[Set task A]
Answer these questions about the program description that follows:
(i) Which degree should applicants apply for if they expect to go on to a doctoral program?
(ii) How does the description characterize the MA degree?
(iii) Who are the faculty members in Learning, Development and Instructional Sciences?

[Text provided]

Learning, development & instructional sciences

This graduate program stream focuses on the application of knowledge and research in the psychological sciences to instruction, learner support and the design of optimal learning environments.

In the learning, development and instructional sciences program you will learn to:

  1. Examine, critique, and apply contemporary research in human learning, self-regulation, motivation and development.
  2. Apply psychological sciences to evidence-based practices across diverse instructional contexts.
  3. Critically read, interpret, synthesize and evaluate research.
  4. Communicate scholarly information in ways that are accessible to colleagues, clients and communities. 
  5. Gain in-depth knowledge of scholarly theory and research in a chosen area of focus.
  6. Develop research competency and experience.

Please note:

  • This program is suitable for achieving advanced TQS standing for previously qualified teachers, but none of our programs lead to BC Teacher Certification.
  • This program does not allow you to become a school psychologist.

MA program details

The MA degree is a course and thesis based research degree. It is most suited to students who seek careers designing and conducting research in schools, post-secondary contexts, government or community agencies.  Thesis work typically advances theory, research, and practice in the field of Educational Psychology. Persons who anticipate proceeding on to a doctoral program should apply for the MA degree. Applicants who enjoy and wish to develop the skills of conducting research, writing, and presenting and publishing academic papers frequently select this degree.

Students are encouraged to review and consider faculty area of research & supervision and are welcome to contact potential supervisors in advance of application to discuss their interests. The faculty members in the Learning, Development and Instructional Sciences are Dr. Wanda Boyer, Dr. Allyson Hadwin, Dr. Joan Martin, Dr. John Walsh.

[Set task B] Reproduce the rows below character for character, from the first row through the row containing "bar-control-0 bbox=[409, 764, 626, 1507]", with both ends included.

[Task inputs]
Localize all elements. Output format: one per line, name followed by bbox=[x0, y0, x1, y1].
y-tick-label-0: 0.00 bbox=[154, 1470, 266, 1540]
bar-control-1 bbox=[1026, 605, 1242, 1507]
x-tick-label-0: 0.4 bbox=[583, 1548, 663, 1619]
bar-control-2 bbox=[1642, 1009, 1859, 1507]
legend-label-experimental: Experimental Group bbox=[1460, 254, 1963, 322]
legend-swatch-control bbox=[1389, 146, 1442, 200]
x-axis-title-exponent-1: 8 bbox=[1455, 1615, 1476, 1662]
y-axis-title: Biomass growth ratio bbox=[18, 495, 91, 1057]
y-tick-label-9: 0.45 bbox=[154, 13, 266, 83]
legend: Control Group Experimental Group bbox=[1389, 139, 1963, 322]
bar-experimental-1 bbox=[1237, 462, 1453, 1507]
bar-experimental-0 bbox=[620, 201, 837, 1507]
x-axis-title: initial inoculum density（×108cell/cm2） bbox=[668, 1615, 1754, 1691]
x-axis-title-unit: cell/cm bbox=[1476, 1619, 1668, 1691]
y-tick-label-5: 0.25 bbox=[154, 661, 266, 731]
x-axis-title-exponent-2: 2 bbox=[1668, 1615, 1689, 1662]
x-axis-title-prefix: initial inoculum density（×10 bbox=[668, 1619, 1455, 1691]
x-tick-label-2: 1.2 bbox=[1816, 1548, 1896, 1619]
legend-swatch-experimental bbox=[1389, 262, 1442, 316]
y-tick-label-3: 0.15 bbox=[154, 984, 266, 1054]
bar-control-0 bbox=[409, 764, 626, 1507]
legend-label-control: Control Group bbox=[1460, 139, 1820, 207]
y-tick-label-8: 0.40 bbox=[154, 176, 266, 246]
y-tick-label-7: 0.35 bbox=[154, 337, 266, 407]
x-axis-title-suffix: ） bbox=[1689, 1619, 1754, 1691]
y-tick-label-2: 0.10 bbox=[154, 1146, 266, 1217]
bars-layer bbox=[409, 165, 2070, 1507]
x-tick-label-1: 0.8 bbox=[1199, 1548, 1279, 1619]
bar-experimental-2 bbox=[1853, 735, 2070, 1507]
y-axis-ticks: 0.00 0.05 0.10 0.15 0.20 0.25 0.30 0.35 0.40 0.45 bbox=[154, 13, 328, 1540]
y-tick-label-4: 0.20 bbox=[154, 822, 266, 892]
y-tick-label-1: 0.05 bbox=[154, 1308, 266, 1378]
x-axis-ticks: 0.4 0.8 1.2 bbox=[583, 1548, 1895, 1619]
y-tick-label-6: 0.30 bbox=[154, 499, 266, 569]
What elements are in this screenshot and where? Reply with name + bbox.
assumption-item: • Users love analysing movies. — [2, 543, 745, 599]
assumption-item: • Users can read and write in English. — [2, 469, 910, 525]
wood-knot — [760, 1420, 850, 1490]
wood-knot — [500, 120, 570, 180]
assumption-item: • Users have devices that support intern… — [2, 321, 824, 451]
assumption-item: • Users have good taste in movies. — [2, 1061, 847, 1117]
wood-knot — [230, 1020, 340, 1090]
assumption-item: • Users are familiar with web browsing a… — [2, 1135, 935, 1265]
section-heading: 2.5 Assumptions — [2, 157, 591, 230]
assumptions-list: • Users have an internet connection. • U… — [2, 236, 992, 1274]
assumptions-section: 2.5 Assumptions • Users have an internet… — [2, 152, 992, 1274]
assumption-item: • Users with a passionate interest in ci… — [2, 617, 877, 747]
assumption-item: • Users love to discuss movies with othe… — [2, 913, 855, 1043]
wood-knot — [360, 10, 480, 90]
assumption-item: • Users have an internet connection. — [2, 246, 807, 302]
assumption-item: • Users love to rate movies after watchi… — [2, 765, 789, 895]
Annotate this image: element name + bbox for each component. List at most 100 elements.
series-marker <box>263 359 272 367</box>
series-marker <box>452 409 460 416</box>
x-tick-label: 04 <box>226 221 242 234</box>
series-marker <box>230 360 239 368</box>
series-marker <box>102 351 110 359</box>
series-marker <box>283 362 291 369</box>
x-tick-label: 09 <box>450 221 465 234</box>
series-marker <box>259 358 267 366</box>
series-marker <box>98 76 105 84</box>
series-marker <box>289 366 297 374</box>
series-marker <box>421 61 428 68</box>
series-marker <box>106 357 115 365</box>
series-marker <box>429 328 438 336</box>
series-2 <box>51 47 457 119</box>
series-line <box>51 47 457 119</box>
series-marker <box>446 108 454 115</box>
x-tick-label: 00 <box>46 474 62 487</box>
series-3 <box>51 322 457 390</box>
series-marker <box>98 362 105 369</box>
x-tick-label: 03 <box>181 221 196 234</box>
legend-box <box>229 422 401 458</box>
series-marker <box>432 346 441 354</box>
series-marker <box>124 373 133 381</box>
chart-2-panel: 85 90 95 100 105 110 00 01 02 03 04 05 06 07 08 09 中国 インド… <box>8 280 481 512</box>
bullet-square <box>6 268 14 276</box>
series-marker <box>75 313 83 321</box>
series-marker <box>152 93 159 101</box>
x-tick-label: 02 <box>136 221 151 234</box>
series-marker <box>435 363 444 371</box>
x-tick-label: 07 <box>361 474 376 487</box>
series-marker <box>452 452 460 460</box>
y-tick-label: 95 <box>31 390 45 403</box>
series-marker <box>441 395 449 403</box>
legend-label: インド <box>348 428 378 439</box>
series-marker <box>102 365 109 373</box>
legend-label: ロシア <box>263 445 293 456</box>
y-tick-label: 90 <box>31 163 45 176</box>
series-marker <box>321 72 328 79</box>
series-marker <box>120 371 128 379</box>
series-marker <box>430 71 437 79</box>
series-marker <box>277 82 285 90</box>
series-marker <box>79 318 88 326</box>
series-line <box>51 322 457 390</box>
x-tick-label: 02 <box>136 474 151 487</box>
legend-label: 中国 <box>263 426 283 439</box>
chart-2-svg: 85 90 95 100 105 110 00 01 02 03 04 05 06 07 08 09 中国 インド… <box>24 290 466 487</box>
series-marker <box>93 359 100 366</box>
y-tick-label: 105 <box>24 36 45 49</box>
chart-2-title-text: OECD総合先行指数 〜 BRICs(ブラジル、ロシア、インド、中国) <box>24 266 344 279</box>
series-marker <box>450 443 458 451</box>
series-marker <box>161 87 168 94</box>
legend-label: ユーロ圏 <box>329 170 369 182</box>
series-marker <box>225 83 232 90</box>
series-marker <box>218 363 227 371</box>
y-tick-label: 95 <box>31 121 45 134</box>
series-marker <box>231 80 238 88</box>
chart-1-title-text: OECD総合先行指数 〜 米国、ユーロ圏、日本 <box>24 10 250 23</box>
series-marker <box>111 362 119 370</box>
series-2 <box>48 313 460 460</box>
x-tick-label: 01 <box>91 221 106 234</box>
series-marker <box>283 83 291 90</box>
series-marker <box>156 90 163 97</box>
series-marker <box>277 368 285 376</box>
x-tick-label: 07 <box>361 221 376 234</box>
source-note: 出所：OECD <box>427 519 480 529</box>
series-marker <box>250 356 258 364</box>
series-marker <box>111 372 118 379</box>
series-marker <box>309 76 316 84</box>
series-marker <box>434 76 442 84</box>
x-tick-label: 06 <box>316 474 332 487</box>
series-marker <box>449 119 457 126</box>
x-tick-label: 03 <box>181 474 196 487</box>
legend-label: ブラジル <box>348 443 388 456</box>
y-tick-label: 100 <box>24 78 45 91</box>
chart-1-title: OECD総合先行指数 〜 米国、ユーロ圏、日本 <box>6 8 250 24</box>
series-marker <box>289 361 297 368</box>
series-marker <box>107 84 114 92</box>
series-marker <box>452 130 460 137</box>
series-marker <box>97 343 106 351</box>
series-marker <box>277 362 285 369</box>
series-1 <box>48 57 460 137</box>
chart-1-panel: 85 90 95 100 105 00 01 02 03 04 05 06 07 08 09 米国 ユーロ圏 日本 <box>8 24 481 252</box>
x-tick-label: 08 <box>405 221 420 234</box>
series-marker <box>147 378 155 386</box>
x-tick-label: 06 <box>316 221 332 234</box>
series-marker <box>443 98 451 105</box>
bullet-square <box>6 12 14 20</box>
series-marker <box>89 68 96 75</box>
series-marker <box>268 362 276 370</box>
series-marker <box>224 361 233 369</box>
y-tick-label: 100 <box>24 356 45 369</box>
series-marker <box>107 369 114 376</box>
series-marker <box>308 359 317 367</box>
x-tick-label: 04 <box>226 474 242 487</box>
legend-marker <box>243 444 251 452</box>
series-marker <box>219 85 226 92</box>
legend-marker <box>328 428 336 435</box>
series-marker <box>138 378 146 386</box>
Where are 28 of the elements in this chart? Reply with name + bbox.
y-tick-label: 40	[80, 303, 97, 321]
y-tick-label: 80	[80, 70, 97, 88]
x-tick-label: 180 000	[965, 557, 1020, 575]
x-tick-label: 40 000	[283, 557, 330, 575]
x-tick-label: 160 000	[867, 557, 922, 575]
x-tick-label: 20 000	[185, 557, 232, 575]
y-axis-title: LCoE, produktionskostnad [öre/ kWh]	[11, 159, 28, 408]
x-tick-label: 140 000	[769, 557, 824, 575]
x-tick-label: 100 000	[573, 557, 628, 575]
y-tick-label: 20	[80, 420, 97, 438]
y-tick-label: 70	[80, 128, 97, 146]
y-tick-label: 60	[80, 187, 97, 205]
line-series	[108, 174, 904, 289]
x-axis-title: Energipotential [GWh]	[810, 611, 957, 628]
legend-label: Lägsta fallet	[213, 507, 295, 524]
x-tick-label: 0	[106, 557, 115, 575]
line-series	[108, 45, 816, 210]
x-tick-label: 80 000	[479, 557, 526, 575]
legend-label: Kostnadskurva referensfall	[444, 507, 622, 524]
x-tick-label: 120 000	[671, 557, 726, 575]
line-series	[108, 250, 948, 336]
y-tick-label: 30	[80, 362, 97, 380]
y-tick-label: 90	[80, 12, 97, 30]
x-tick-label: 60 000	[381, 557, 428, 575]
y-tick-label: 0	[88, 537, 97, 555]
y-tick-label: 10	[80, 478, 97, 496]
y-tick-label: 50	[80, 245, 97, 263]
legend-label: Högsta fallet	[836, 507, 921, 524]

[Task result A]
(i) The MA degree.
(ii) It is a course and thesis based research degree.
(iii) Dr. Wanda Boyer, Dr. Allyson Hadwin, Dr. Joan Martin and Dr. John Walsh.

[Task result B]
Localize all elements. Output format: one per line, name followed by bbox=[x0, y0, x1, y1].
y-tick-label-0: 0.00 bbox=[154, 1470, 266, 1540]
bar-control-1 bbox=[1026, 605, 1242, 1507]
x-tick-label-0: 0.4 bbox=[583, 1548, 663, 1619]
bar-control-2 bbox=[1642, 1009, 1859, 1507]
legend-label-experimental: Experimental Group bbox=[1460, 254, 1963, 322]
legend-swatch-control bbox=[1389, 146, 1442, 200]
x-axis-title-exponent-1: 8 bbox=[1455, 1615, 1476, 1662]
y-axis-title: Biomass growth ratio bbox=[18, 495, 91, 1057]
y-tick-label-9: 0.45 bbox=[154, 13, 266, 83]
legend: Control Group Experimental Group bbox=[1389, 139, 1963, 322]
bar-experimental-1 bbox=[1237, 462, 1453, 1507]
bar-experimental-0 bbox=[620, 201, 837, 1507]
x-axis-title: initial inoculum density（×108cell/cm2） bbox=[668, 1615, 1754, 1691]
x-axis-title-unit: cell/cm bbox=[1476, 1619, 1668, 1691]
y-tick-label-5: 0.25 bbox=[154, 661, 266, 731]
x-axis-title-exponent-2: 2 bbox=[1668, 1615, 1689, 1662]
x-axis-title-prefix: initial inoculum density（×10 bbox=[668, 1619, 1455, 1691]
x-tick-label-2: 1.2 bbox=[1816, 1548, 1896, 1619]
legend-swatch-experimental bbox=[1389, 262, 1442, 316]
y-tick-label-3: 0.15 bbox=[154, 984, 266, 1054]
bar-control-0 bbox=[409, 764, 626, 1507]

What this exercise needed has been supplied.